_Document passage_

Start

The Schar School of Policy and Government at George Mason University is building on the school's existing expertise in security studies (the Schar School is ranked No. 2 by U.S. News & World Report in this category) with a new Graduate Certificate in Strategic Trade.
Strategic trade policy implies a strategic relationship between firms, countries, and export control regimes. It includes arms control, nuclear nonproliferation, and a variety of national security issues plaguing all nation states.
Adjunct professor Andrea Viski helped create the program along with Kenneth Reinert, program director of the prestigious Master’s in International Commerce and Policy program at the Schar School. As the founder and editor-in-chief of the Strategic Trade Review and founder and director of the Strategic Trade Research Institute, Viski brings a wealth of expertise to the role. After receiving her PhD from the European University Institute, Viski worked for the European Commission doing capacity building, radiological source security, interagency coordination, and other critical work involving the national security of the European Union.
Her professional experience inspired her to find her own journal and nonprofit research institution. “I decided to establish the Strategic Trade Review because I saw a need and did not want to wait for someone else to fill it,” she said. “There was no coordination or efficiency linking researchers working on strategic trade. The mission of the journal is to bring knowledge together and advance the state of the field.”
In teaching her strategic trade policy class at the Schar School, Viski expressed her excitement to revisit the readings that inspired her career and further interest in the field.
“I wanted to steer the class towards international law and nonproliferation,” she said. “This seemed like a new challenge and an opportunity to further education in strategic trade.”
International Commerce and Policy program director Ken Reinert said, "The new Certificate in Strategic Trade will help interested students and professionals pursue jobs in trade compliance, export controls, and dual-use trade controls in both the public and private realms.”

End

_Items_
Start

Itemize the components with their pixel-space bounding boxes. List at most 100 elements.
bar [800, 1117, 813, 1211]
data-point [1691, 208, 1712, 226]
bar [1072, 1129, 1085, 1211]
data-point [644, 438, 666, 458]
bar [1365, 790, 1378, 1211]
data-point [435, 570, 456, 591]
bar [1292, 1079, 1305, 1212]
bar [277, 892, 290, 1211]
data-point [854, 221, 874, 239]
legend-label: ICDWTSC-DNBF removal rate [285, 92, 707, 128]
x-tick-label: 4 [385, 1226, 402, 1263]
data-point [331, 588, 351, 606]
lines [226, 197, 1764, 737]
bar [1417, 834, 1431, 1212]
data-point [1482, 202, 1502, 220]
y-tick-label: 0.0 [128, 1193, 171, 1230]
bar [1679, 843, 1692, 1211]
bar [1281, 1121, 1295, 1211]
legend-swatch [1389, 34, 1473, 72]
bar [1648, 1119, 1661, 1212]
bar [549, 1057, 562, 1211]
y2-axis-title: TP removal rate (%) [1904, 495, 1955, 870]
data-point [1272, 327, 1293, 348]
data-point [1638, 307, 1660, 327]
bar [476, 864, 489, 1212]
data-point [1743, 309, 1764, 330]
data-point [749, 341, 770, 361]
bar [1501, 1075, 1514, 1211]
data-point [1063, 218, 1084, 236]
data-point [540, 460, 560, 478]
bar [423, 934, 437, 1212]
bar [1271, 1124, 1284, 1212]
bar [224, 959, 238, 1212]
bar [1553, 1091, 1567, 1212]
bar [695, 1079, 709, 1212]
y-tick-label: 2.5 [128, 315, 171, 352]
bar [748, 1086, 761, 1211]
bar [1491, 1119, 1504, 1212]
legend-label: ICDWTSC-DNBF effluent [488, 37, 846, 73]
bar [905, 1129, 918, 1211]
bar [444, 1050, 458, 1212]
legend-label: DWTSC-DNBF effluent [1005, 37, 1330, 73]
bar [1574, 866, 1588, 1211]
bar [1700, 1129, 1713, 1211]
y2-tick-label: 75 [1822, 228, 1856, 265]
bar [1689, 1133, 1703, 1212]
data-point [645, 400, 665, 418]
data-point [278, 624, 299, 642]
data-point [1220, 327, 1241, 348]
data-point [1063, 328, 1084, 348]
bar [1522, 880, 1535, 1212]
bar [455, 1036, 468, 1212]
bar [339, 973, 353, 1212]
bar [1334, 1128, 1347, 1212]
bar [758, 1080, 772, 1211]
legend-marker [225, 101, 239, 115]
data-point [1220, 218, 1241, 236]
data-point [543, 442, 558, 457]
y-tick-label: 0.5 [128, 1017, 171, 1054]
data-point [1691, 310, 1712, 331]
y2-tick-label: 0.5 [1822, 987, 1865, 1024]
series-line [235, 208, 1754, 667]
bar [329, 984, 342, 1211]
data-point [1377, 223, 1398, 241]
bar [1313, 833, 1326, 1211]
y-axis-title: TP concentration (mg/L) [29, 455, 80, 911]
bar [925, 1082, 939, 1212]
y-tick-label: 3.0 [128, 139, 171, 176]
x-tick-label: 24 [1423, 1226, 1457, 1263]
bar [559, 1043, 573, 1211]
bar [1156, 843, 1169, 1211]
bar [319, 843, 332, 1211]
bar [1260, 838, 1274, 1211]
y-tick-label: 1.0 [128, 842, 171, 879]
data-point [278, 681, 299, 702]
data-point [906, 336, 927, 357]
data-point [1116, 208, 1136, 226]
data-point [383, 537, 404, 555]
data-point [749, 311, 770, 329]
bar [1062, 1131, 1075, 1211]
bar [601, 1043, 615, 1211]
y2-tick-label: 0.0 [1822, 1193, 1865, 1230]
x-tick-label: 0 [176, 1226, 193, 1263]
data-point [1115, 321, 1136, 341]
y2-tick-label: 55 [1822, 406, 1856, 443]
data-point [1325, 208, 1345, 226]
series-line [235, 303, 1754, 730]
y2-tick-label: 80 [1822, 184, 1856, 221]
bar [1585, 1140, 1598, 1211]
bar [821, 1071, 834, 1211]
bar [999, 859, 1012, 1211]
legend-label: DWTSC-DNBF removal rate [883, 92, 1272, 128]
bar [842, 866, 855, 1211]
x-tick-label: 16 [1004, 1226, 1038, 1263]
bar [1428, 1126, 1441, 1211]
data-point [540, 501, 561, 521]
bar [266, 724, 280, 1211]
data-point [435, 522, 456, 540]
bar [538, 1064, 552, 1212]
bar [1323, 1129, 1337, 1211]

End

_Instructions for the task_
Do these three statements agree with the article on the strategic trade certificate? Answer yes or no for each and quote the words of the article that decide it.
(a) Viski started the Strategic Trade Review at someone else's request.
(b) Kenneth Reinert directs the Master's in International Commerce and Policy program.
(c) U.S. News & World Report ranks the Schar School No. 1 in security studies.

_Exercise response_
(a) No: "I decided to establish the Strategic Trade Review because I saw a need and did not want to wait for someone else to fill it"
(b) Yes: "program director of the prestigious Master’s in International Commerce and Policy program at the Schar School"
(c) No: "the Schar School is ranked No. 2 by U.S. News & World Report in this category"